MATERIALS PROVIDED:
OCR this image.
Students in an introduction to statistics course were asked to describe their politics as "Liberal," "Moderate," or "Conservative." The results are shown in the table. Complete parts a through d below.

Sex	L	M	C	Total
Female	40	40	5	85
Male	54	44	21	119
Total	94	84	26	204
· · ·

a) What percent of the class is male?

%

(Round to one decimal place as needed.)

TASK OBJECTIVE:
Return all of the data word for word.

WRITTEN ANSWER:
OCR this image.
Students in an introduction to statistics course were asked to describe their politics as "Liberal," "Moderate," or "Conservative." The results are shown in the table. Complete parts a through d below.

Sex	L	M	C	Total
Female	40	40	5	85
Male	54	44	21	119
Total	94	84	26	204
· · ·

a) What percent of the class is male?

%

(Round to one decimal place as needed.)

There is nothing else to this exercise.